D'après une étude, les subventions européennes accordées aux pêcheurs ont en partie contribué à la surexploitation des stocks de poisson et au maintien des capacités de pêche excessives par rapport aux ressources disponibles.
Cette enquête, réalisée par l'ONG Pew Environment Group et la société de conseil britannique Poséidon dans dix Etats de l'Union européenne, a porté sur 93 % des 4,9 milliards d'euros versés au titre de l'Instrument financier d'orientation de la pêche (Ifop) entre 2000 et 2006.
Les chiffres parlent d'eux-mêmes
54 % des fonds versés ont eu un impact neutre, 29 % ont contribué à l'augmentation des capacités de pêche (modernisation des navires ou construction de nouveaux principalement) alors que seuls 17 % ont effectivement permis la réduction des capacités (primes à la casse notamment) selon l'étude.
Encore des chiffres
L'argent a permis de moderniser et de construire des navires de plus de 24 mètres qu'à en détruire, alors que la proportion s'inverse dans le cas de la pêche côtière artisanale de moins de douze mètres, selon l'étude. Sur cette même période, 3.000 navires de pêche ont bénéficié d'aides à la construction (les trois quarts en Espagne), et 8.000 autres ont bénéficié d'aides à la modernisation. Seuls 6.000 navires, dont beaucoup étaient des petits bateaux de pêche côtière grecs et italiens, ont bénéficié d'aides à la casse.

# Données extraites:
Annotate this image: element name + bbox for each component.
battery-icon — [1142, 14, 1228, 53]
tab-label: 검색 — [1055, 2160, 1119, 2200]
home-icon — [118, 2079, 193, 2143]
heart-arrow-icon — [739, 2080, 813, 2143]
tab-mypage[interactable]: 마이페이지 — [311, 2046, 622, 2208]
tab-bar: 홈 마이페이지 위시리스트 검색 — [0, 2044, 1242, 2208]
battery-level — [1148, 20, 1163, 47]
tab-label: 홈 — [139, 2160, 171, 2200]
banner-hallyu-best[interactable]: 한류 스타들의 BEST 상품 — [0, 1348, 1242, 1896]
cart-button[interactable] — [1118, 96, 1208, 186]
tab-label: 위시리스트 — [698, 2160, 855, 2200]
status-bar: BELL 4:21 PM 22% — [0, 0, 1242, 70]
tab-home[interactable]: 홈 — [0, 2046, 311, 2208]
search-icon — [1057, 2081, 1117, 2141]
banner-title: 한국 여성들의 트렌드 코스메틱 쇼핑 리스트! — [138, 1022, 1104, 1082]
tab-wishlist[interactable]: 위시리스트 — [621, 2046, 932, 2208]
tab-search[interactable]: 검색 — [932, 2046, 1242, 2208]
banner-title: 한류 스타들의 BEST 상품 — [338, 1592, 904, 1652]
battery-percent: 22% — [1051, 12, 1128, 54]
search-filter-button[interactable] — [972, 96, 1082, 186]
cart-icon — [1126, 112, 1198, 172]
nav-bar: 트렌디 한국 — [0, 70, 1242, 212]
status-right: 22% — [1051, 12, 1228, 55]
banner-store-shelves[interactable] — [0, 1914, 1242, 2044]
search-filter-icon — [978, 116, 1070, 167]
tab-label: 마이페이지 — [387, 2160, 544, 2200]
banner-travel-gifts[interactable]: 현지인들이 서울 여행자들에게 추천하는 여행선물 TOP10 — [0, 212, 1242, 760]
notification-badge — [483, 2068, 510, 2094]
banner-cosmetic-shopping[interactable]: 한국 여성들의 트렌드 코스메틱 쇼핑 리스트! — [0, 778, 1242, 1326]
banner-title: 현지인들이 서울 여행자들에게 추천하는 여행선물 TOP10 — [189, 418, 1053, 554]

# Énoncé de l'exercice:
Prolongez le texte ci-dessus sur les subventions européennes à la pêche en reprenant après sa dernière phrase.

# Corrigé:
Un exemple tout simple : la pêche au thon rouge a bénéficié en France et en Espagne de 7,4 millions d'euros d'aides à la construction et à la modernisation de navires, contre seulement 1,7 million d'euros d'aides à la casse, selon l'étude.
Le site révèle que les thoniers français des ports de Sète, Marseille ou Port Vendres ont continué de bénéficier de centaines de milliers d'euros de subventions pour construire ou moderniser des navires de 30 à 40 mètres entre 2000 et 2006.
Les problèmes recensés ont en partie corrigés par la réforme de 2002 et le Fonds européen pour la pêche (2007-2013), qui a notamment aboli les subventions à la construction de navires, s'est défendue mercredi la Commission.